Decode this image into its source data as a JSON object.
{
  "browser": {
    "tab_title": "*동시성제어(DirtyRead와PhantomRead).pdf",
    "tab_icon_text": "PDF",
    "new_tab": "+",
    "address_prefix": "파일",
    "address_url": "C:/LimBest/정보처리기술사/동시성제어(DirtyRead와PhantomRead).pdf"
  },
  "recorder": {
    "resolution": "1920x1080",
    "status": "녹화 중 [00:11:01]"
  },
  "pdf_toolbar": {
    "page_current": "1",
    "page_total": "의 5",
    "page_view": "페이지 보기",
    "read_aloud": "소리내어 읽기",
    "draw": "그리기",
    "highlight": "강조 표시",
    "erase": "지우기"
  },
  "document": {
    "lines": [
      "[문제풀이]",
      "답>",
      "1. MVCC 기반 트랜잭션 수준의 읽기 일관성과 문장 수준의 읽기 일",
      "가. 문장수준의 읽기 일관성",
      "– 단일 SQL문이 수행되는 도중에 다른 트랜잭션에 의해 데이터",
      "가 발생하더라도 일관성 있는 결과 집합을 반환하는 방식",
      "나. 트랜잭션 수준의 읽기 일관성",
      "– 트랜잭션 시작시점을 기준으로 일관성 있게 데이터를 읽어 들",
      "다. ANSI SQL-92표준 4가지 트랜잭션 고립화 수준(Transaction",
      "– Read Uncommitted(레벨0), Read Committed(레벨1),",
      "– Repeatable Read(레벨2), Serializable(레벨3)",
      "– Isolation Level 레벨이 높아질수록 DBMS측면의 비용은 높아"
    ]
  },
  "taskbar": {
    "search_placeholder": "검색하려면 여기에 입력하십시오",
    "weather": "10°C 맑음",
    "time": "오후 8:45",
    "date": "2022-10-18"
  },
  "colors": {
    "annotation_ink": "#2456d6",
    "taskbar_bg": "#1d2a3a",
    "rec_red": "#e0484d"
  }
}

- - - - - - -

* Problem details *
Give back all the records exactly as they stand.

* Exercise response *
Decode this image into its source data as a JSON object.
{
  "browser": {
    "tab_title": "*동시성제어(DirtyRead와PhantomRead).pdf",
    "tab_icon_text": "PDF",
    "new_tab": "+",
    "address_prefix": "파일",
    "address_url": "C:/LimBest/정보처리기술사/동시성제어(DirtyRead와PhantomRead).pdf"
  },
  "recorder": {
    "resolution": "1920x1080",
    "status": "녹화 중 [00:11:01]"
  },
  "pdf_toolbar": {
    "page_current": "1",
    "page_total": "의 5",
    "page_view": "페이지 보기",
    "read_aloud": "소리내어 읽기",
    "draw": "그리기",
    "highlight": "강조 표시",
    "erase": "지우기"
  },
  "document": {
    "lines": [
      "[문제풀이]",
      "답>",
      "1. MVCC 기반 트랜잭션 수준의 읽기 일관성과 문장 수준의 읽기 일",
      "가. 문장수준의 읽기 일관성",
      "– 단일 SQL문이 수행되는 도중에 다른 트랜잭션에 의해 데이터",
      "가 발생하더라도 일관성 있는 결과 집합을 반환하는 방식",
      "나. 트랜잭션 수준의 읽기 일관성",
      "– 트랜잭션 시작시점을 기준으로 일관성 있게 데이터를 읽어 들",
      "다. ANSI SQL-92표준 4가지 트랜잭션 고립화 수준(Transaction",
      "– Read Uncommitted(레벨0), Read Committed(레벨1),",
      "– Repeatable Read(레벨2), Serializable(레벨3)",
      "– Isolation Level 레벨이 높아질수록 DBMS측면의 비용은 높아"
    ]
  },
  "taskbar": {
    "search_placeholder": "검색하려면 여기에 입력하십시오",
    "weather": "10°C 맑음",
    "time": "오후 8:45",
    "date": "2022-10-18"
  },
  "colors": {
    "annotation_ink": "#2456d6",
    "taskbar_bg": "#1d2a3a",
    "rec_red": "#e0484d"
  }
}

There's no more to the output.